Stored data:
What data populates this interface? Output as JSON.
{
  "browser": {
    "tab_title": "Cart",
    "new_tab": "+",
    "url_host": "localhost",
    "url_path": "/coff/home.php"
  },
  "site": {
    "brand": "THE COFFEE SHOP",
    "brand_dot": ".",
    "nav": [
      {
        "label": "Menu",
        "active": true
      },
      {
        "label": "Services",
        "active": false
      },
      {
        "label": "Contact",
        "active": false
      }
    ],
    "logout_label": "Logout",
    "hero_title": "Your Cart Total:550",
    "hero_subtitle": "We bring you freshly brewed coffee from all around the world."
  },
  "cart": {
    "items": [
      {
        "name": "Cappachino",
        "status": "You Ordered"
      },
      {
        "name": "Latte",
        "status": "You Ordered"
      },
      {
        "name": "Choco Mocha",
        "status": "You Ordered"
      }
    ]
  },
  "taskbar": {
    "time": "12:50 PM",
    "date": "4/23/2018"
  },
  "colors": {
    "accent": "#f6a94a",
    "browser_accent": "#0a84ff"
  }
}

--

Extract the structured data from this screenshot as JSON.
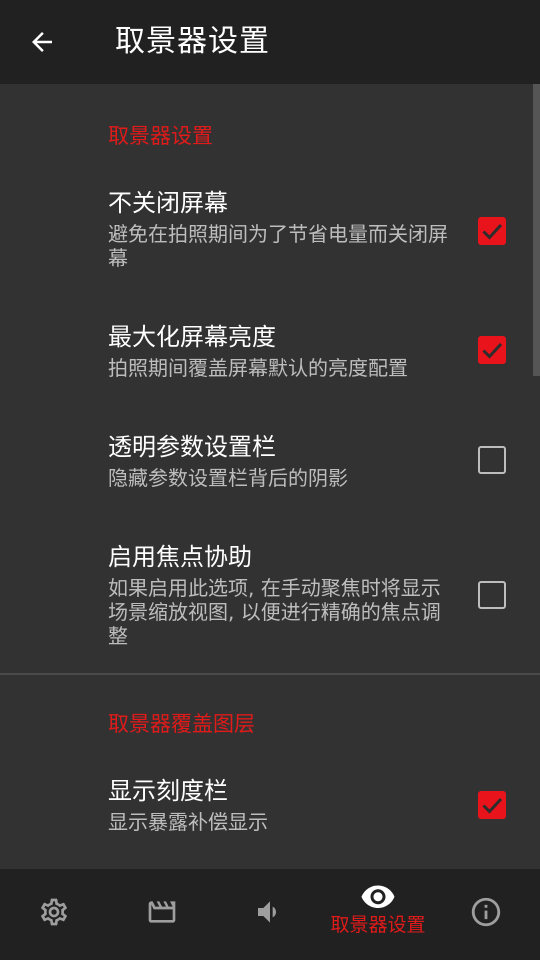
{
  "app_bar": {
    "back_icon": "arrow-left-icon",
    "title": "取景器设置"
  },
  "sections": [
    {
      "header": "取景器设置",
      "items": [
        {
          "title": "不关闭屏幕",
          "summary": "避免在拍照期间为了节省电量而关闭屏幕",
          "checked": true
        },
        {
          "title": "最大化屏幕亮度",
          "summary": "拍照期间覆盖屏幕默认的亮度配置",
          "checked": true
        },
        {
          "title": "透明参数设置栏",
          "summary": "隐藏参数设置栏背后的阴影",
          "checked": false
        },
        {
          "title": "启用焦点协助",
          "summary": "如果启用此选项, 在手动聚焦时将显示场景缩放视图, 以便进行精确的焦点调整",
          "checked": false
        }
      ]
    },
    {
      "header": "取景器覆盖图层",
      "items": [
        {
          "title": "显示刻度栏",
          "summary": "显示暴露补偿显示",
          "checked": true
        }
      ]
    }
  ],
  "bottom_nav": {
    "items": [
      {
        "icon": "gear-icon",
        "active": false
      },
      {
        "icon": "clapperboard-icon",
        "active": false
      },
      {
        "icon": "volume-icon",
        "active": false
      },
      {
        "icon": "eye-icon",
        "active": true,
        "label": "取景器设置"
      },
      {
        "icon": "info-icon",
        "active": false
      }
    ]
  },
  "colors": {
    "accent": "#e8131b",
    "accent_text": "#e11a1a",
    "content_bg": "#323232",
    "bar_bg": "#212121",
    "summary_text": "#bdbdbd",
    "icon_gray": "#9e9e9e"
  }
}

* * *

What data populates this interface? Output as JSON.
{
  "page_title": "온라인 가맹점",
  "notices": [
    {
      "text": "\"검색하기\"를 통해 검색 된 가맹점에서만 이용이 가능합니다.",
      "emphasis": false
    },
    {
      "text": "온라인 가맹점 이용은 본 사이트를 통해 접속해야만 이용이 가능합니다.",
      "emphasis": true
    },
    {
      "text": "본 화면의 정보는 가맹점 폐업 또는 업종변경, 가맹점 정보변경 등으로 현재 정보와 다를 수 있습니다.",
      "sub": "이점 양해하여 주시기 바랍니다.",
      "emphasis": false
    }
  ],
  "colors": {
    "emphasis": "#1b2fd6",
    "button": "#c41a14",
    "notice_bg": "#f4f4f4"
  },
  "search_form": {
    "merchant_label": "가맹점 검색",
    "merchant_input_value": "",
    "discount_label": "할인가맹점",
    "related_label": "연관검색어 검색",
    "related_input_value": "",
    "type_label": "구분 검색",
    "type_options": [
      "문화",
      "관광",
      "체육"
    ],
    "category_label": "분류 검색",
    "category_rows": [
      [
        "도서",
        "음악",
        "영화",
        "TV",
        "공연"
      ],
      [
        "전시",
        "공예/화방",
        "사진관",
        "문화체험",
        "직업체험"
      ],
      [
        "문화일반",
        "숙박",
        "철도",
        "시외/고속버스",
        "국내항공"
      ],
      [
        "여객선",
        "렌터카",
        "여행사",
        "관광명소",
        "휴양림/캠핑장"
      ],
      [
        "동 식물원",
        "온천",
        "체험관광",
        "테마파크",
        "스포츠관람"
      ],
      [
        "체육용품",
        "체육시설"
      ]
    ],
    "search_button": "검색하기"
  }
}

■ **SHORT PROBLEM**: Each line holding "emphasis" must be found and copied.

■ **PROBLEM SOLUTION**:
      "emphasis": false
      "emphasis": true
      "emphasis": false
    "emphasis": "#1b2fd6",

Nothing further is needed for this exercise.